» **Items**
====================

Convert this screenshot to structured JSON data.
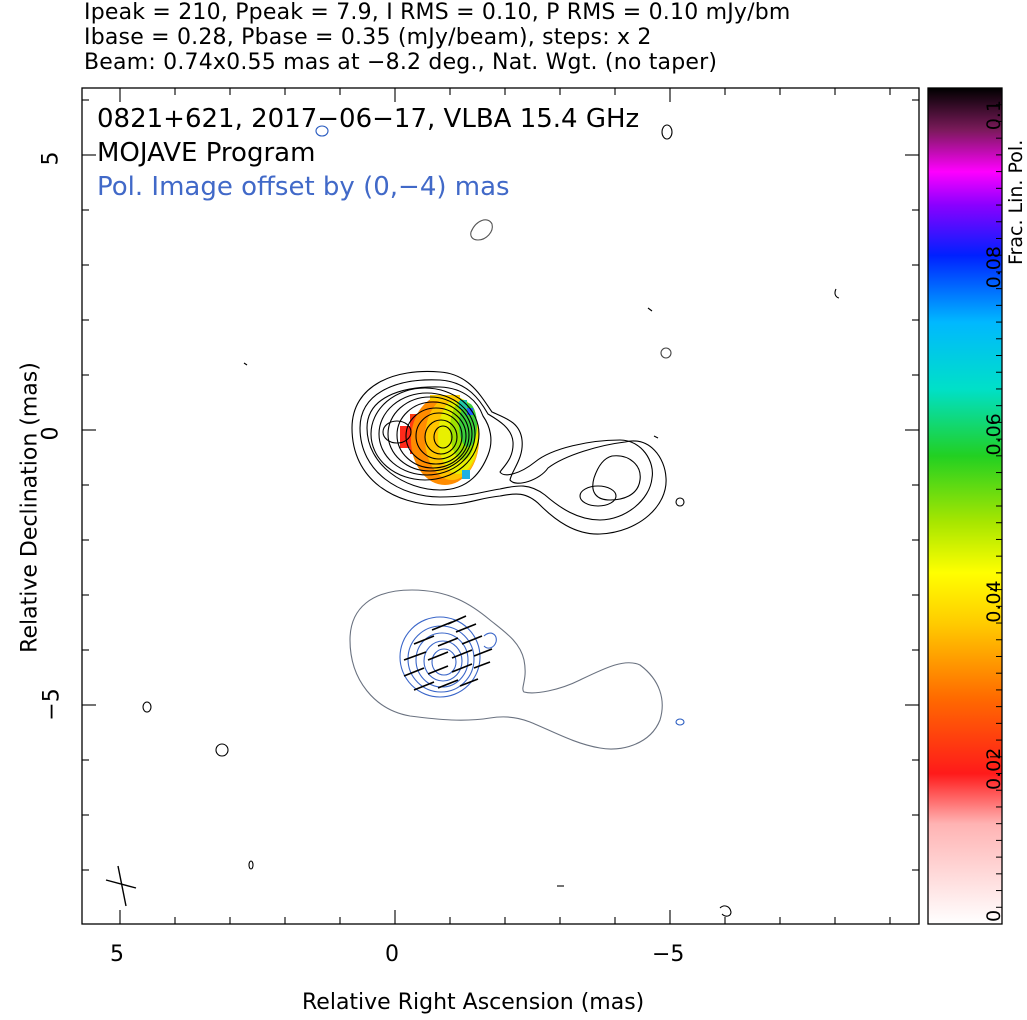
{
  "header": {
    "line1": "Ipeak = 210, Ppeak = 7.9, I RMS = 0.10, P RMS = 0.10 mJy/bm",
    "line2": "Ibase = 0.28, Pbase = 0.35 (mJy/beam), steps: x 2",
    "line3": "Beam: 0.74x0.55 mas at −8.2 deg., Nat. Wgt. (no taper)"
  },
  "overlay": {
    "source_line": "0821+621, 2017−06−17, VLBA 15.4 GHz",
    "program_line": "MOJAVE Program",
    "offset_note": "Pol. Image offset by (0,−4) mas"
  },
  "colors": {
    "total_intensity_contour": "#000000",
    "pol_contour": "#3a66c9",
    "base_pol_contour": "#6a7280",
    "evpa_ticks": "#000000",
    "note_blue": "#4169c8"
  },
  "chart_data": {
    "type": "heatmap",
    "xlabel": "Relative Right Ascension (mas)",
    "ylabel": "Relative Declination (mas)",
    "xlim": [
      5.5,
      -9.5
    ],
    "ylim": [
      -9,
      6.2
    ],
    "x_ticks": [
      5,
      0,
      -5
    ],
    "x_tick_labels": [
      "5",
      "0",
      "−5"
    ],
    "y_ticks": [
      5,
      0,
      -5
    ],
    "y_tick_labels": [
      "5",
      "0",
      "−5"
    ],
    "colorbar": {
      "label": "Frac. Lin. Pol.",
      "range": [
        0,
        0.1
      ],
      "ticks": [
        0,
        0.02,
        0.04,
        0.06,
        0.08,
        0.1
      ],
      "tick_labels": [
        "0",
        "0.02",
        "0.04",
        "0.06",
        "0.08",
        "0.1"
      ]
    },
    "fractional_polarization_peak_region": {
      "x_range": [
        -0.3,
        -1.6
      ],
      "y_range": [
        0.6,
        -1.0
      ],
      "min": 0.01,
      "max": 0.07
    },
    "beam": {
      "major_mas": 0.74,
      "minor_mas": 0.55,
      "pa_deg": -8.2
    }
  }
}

====================

» **Exercise directions**
Without including any pictures, print all of the material exactly as given.

» **Output for this exercise**
Convert this screenshot to structured JSON data.
{
  "header": {
    "line1": "Ipeak = 210, Ppeak = 7.9, I RMS = 0.10, P RMS = 0.10 mJy/bm",
    "line2": "Ibase = 0.28, Pbase = 0.35 (mJy/beam), steps: x 2",
    "line3": "Beam: 0.74x0.55 mas at −8.2 deg., Nat. Wgt. (no taper)"
  },
  "overlay": {
    "source_line": "0821+621, 2017−06−17, VLBA 15.4 GHz",
    "program_line": "MOJAVE Program",
    "offset_note": "Pol. Image offset by (0,−4) mas"
  },
  "colors": {
    "total_intensity_contour": "#000000",
    "pol_contour": "#3a66c9",
    "base_pol_contour": "#6a7280",
    "evpa_ticks": "#000000",
    "note_blue": "#4169c8"
  },
  "chart_data": {
    "type": "heatmap",
    "xlabel": "Relative Right Ascension (mas)",
    "ylabel": "Relative Declination (mas)",
    "xlim": [
      5.5,
      -9.5
    ],
    "ylim": [
      -9,
      6.2
    ],
    "x_ticks": [
      5,
      0,
      -5
    ],
    "x_tick_labels": [
      "5",
      "0",
      "−5"
    ],
    "y_ticks": [
      5,
      0,
      -5
    ],
    "y_tick_labels": [
      "5",
      "0",
      "−5"
    ],
    "colorbar": {
      "label": "Frac. Lin. Pol.",
      "range": [
        0,
        0.1
      ],
      "ticks": [
        0,
        0.02,
        0.04,
        0.06,
        0.08,
        0.1
      ],
      "tick_labels": [
        "0",
        "0.02",
        "0.04",
        "0.06",
        "0.08",
        "0.1"
      ]
    },
    "fractional_polarization_peak_region": {
      "x_range": [
        -0.3,
        -1.6
      ],
      "y_range": [
        0.6,
        -1.0
      ],
      "min": 0.01,
      "max": 0.07
    },
    "beam": {
      "major_mas": 0.74,
      "minor_mas": 0.55,
      "pa_deg": -8.2
    }
  }
}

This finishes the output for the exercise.